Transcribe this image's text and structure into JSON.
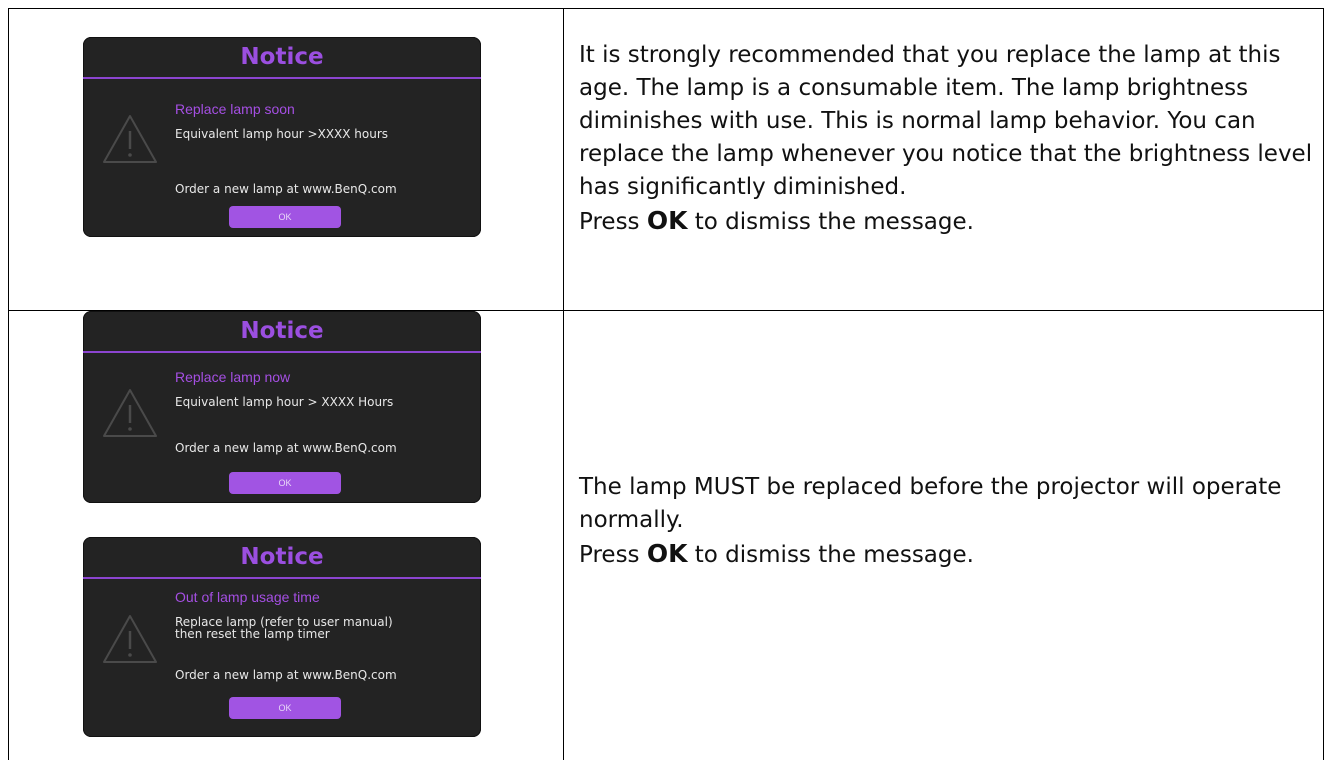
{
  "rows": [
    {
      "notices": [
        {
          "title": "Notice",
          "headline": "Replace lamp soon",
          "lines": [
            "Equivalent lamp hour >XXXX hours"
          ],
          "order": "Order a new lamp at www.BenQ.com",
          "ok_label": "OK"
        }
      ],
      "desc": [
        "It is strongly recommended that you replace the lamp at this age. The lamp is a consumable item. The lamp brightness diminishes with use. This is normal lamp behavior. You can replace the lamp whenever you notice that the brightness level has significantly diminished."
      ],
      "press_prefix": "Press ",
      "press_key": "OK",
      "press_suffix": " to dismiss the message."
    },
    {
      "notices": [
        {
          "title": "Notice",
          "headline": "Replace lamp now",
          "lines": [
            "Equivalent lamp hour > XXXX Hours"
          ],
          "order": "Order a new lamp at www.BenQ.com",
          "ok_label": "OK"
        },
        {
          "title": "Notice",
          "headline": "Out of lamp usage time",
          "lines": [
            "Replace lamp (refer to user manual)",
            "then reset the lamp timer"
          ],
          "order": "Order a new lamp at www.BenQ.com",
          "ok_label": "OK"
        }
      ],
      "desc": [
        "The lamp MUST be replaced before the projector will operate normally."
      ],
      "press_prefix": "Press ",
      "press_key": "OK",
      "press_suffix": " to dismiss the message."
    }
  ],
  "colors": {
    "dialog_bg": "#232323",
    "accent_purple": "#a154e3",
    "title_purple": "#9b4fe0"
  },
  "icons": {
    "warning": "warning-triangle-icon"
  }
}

* * *

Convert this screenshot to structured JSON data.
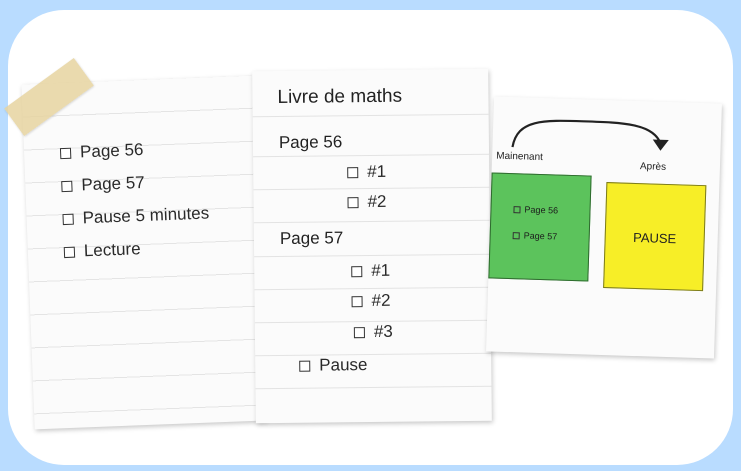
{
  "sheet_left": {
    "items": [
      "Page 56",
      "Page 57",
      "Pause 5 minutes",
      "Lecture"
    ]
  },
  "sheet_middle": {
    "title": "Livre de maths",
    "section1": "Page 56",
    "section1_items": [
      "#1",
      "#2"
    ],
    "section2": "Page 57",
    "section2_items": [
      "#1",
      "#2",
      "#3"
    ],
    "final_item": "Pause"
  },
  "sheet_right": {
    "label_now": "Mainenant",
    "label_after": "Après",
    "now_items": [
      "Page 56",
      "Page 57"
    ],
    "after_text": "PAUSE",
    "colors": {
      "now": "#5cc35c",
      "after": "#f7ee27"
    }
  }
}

▶ **What is asked**: Search the data above for the string "XXXX" and return every line that has it.

▶ **Written solution**:
            "Equivalent lamp hour >XXXX hours"
            "Equivalent lamp hour > XXXX Hours"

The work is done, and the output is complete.